-- TASK GOAL --
Set down each record exactly as written.

----- EXTRACTED ENTRIES -----

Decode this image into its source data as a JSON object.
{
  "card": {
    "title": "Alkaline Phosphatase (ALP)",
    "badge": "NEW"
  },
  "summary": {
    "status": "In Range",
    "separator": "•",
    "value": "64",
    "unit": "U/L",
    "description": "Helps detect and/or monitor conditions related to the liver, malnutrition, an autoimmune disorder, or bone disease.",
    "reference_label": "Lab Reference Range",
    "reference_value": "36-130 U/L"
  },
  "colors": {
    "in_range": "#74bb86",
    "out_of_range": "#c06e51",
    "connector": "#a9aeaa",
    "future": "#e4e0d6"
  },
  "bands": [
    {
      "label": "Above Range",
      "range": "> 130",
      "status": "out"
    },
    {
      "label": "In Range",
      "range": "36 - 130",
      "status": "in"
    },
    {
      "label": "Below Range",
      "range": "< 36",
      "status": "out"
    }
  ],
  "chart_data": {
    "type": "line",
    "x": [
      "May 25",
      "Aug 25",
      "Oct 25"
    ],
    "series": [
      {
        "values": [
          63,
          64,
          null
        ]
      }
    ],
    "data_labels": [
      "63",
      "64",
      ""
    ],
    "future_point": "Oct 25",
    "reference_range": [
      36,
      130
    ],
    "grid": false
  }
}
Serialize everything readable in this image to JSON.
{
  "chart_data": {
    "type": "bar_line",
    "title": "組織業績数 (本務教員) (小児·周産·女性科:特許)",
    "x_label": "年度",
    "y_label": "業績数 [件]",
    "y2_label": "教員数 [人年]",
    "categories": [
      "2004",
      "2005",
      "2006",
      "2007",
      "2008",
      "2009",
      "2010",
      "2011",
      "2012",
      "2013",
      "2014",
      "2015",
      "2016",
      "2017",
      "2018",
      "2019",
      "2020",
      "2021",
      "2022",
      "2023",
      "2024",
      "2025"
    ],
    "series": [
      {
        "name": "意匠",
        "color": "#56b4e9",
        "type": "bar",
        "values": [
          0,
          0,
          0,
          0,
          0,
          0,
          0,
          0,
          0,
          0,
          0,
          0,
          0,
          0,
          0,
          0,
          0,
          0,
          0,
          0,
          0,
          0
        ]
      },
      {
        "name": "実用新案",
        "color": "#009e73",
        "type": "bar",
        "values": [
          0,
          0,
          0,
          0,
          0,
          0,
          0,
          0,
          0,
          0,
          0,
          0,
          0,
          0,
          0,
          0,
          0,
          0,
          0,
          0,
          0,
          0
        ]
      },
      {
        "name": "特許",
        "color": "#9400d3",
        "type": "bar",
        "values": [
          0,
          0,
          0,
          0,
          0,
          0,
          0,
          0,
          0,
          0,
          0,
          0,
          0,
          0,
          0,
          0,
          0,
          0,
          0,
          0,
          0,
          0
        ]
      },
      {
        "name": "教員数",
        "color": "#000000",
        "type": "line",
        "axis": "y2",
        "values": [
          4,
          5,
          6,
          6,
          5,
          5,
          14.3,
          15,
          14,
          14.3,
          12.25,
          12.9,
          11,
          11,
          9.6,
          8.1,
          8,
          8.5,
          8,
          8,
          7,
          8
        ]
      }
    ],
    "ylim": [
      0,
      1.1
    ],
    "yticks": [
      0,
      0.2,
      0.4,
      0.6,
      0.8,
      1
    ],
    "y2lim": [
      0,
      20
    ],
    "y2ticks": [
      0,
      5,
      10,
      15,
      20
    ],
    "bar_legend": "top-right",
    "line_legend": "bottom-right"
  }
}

-----

-- FINAL RESULT --
Decode this image into its source data as a JSON object.
{
  "card": {
    "title": "Alkaline Phosphatase (ALP)",
    "badge": "NEW"
  },
  "summary": {
    "status": "In Range",
    "separator": "•",
    "value": "64",
    "unit": "U/L",
    "description": "Helps detect and/or monitor conditions related to the liver, malnutrition, an autoimmune disorder, or bone disease.",
    "reference_label": "Lab Reference Range",
    "reference_value": "36-130 U/L"
  },
  "colors": {
    "in_range": "#74bb86",
    "out_of_range": "#c06e51",
    "connector": "#a9aeaa",
    "future": "#e4e0d6"
  },
  "bands": [
    {
      "label": "Above Range",
      "range": "> 130",
      "status": "out"
    },
    {
      "label": "In Range",
      "range": "36 - 130",
      "status": "in"
    },
    {
      "label": "Below Range",
      "range": "< 36",
      "status": "out"
    }
  ],
  "chart_data": {
    "type": "line",
    "x": [
      "May 25",
      "Aug 25",
      "Oct 25"
    ],
    "series": [
      {
        "values": [
          63,
          64,
          null
        ]
      }
    ],
    "data_labels": [
      "63",
      "64",
      ""
    ],
    "future_point": "Oct 25",
    "reference_range": [
      36,
      130
    ],
    "grid": false
  }
}
Serialize everything readable in this image to JSON.
{
  "chart_data": {
    "type": "bar_line",
    "title": "組織業績数 (本務教員) (小児·周産·女性科:特許)",
    "x_label": "年度",
    "y_label": "業績数 [件]",
    "y2_label": "教員数 [人年]",
    "categories": [
      "2004",
      "2005",
      "2006",
      "2007",
      "2008",
      "2009",
      "2010",
      "2011",
      "2012",
      "2013",
      "2014",
      "2015",
      "2016",
      "2017",
      "2018",
      "2019",
      "2020",
      "2021",
      "2022",
      "2023",
      "2024",
      "2025"
    ],
    "series": [
      {
        "name": "意匠",
        "color": "#56b4e9",
        "type": "bar",
        "values": [
          0,
          0,
          0,
          0,
          0,
          0,
          0,
          0,
          0,
          0,
          0,
          0,
          0,
          0,
          0,
          0,
          0,
          0,
          0,
          0,
          0,
          0
        ]
      },
      {
        "name": "実用新案",
        "color": "#009e73",
        "type": "bar",
        "values": [
          0,
          0,
          0,
          0,
          0,
          0,
          0,
          0,
          0,
          0,
          0,
          0,
          0,
          0,
          0,
          0,
          0,
          0,
          0,
          0,
          0,
          0
        ]
      },
      {
        "name": "特許",
        "color": "#9400d3",
        "type": "bar",
        "values": [
          0,
          0,
          0,
          0,
          0,
          0,
          0,
          0,
          0,
          0,
          0,
          0,
          0,
          0,
          0,
          0,
          0,
          0,
          0,
          0,
          0,
          0
        ]
      },
      {
        "name": "教員数",
        "color": "#000000",
        "type": "line",
        "axis": "y2",
        "values": [
          4,
          5,
          6,
          6,
          5,
          5,
          14.3,
          15,
          14,
          14.3,
          12.25,
          12.9,
          11,
          11,
          9.6,
          8.1,
          8,
          8.5,
          8,
          8,
          7,
          8
        ]
      }
    ],
    "ylim": [
      0,
      1.1
    ],
    "yticks": [
      0,
      0.2,
      0.4,
      0.6,
      0.8,
      1
    ],
    "y2lim": [
      0,
      20
    ],
    "y2ticks": [
      0,
      5,
      10,
      15,
      20
    ],
    "bar_legend": "top-right",
    "line_legend": "bottom-right"
  }
}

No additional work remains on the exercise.